Requirement:
Every line holding the string "Curcumin" should be gathered.

(Extracted data entries)
>> begin

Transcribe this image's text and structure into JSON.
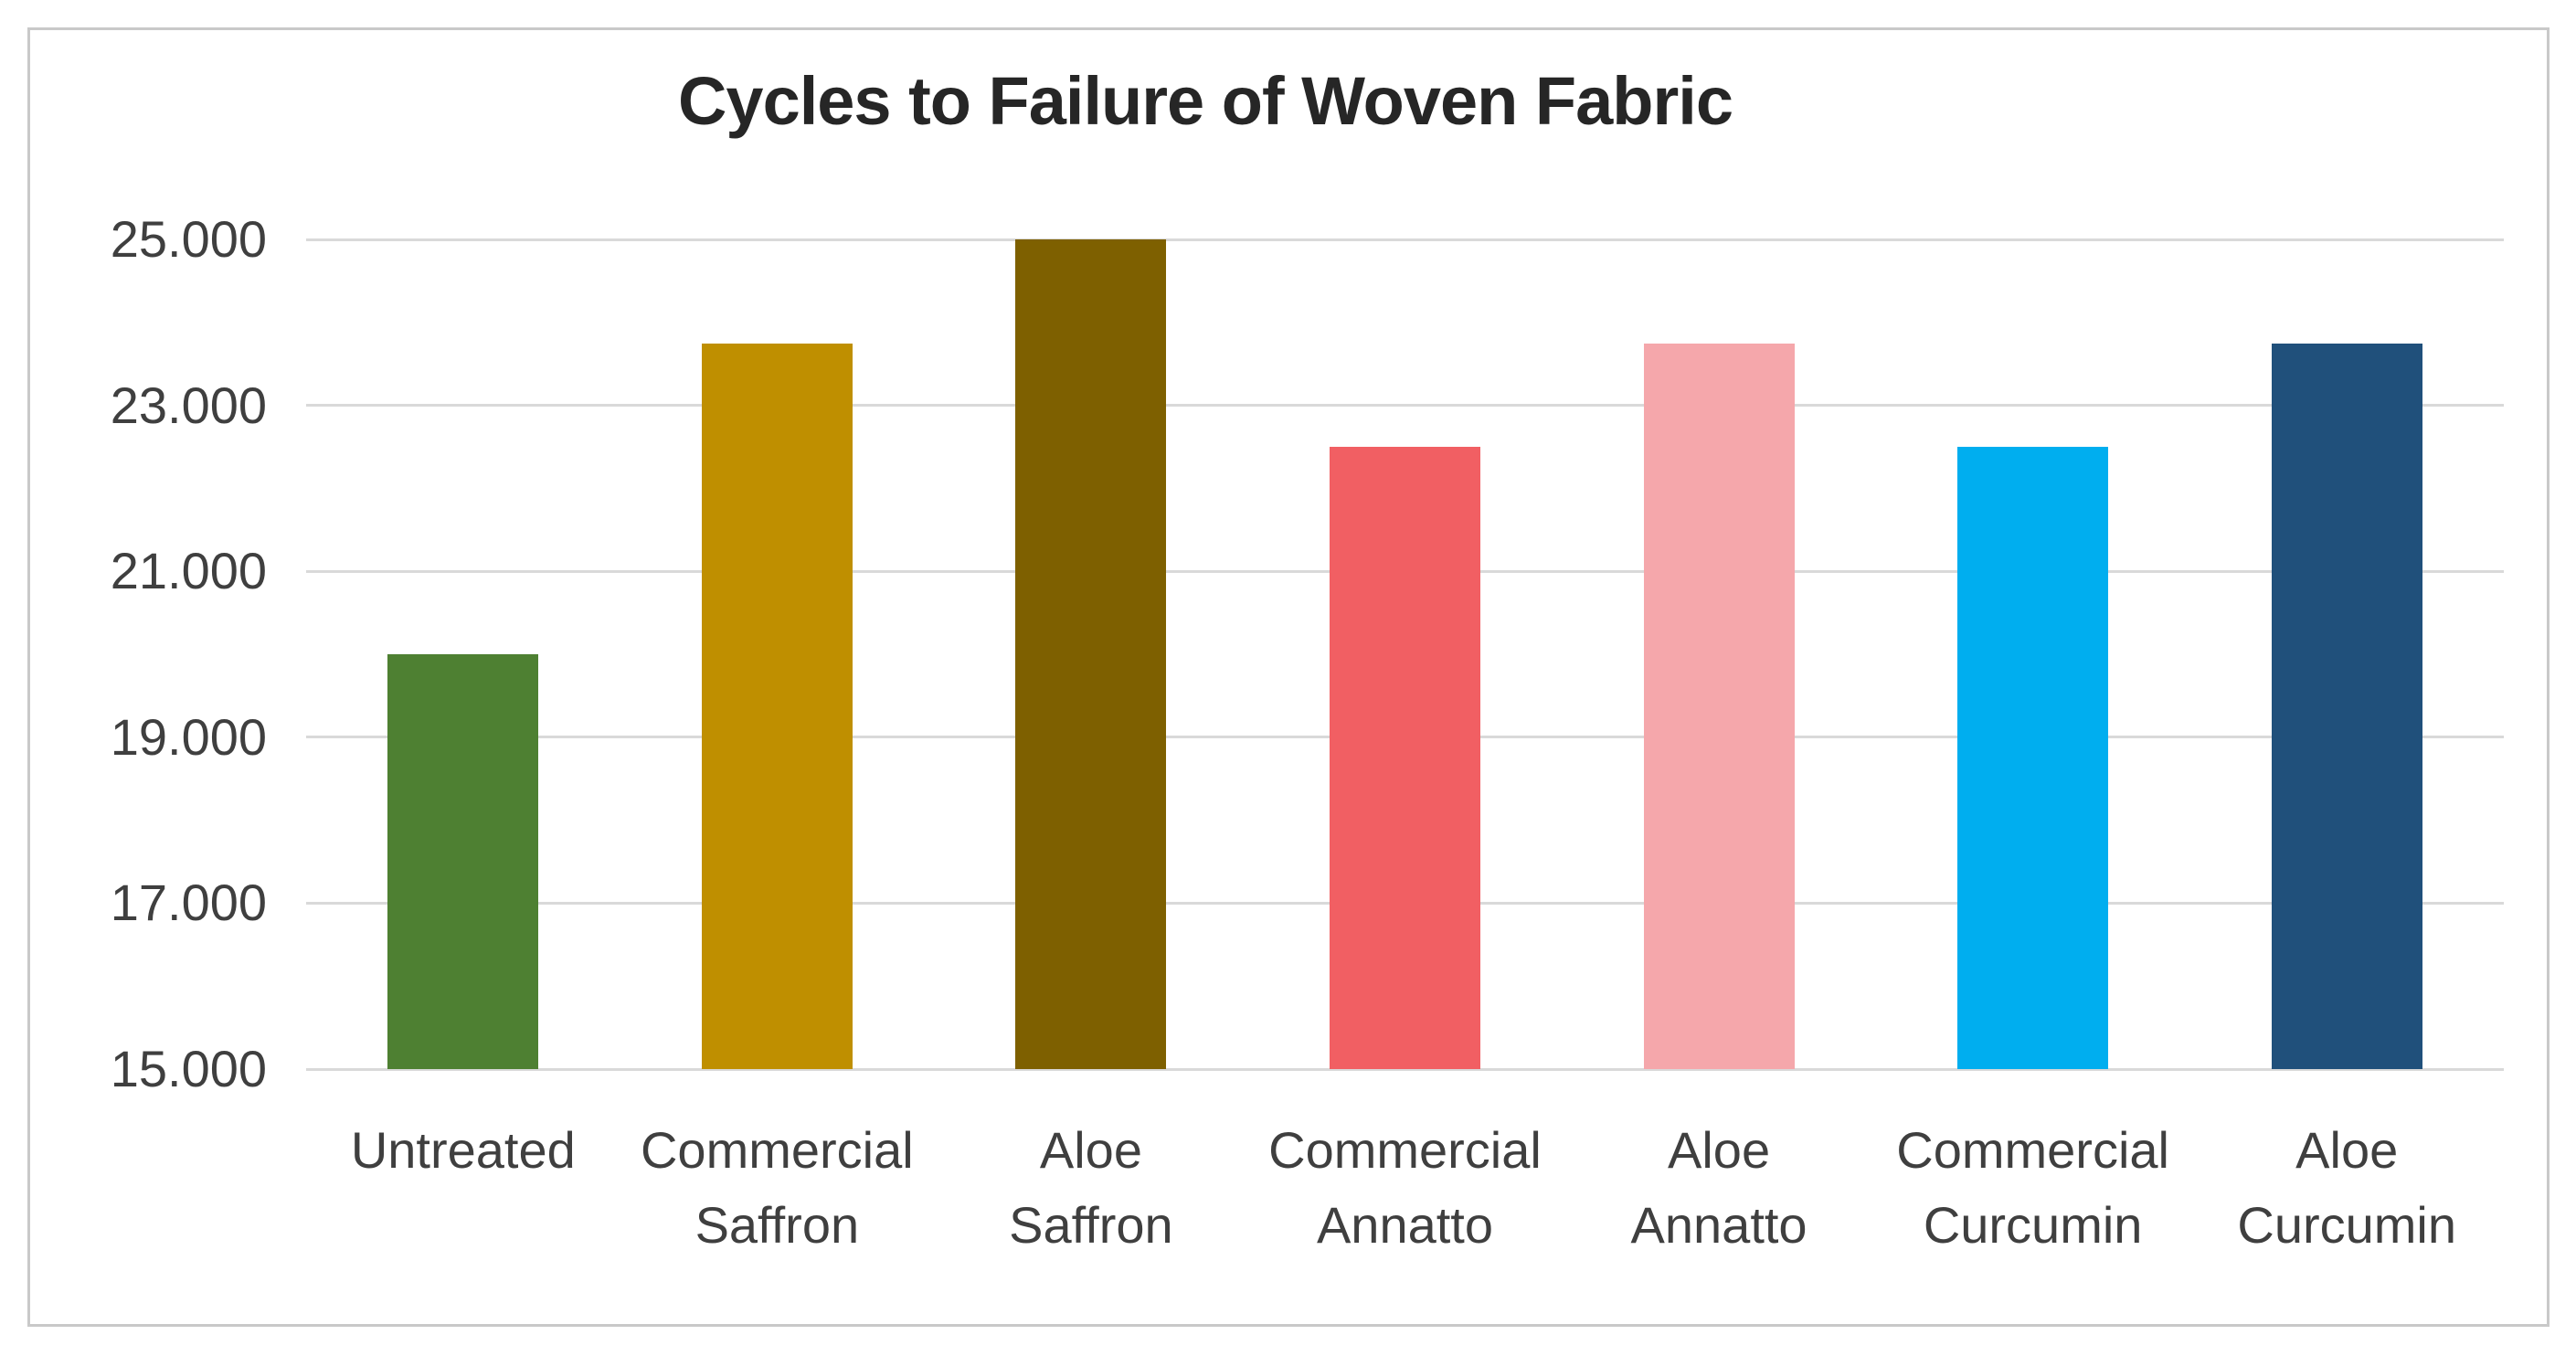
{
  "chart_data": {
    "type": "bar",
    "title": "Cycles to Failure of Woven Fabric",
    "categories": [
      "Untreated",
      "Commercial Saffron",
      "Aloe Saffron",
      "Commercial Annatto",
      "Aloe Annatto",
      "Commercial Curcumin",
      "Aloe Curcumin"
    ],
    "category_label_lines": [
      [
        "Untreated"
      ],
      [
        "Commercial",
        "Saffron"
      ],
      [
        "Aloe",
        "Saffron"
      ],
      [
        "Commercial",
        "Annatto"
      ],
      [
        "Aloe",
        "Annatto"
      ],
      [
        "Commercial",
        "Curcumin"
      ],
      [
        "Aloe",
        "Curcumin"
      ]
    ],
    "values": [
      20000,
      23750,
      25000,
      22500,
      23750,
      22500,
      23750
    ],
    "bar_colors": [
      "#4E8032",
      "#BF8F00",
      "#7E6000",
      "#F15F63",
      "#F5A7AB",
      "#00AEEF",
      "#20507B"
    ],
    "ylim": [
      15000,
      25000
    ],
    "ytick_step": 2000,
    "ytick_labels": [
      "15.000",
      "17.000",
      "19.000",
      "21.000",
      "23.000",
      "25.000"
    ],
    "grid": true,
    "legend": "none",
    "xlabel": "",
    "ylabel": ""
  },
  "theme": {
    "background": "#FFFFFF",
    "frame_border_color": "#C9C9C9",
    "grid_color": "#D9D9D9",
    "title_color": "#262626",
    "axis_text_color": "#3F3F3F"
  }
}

>> end

Output below:
      "Commercial Curcumin",
      "Aloe Curcumin"
        "Curcumin"
        "Curcumin"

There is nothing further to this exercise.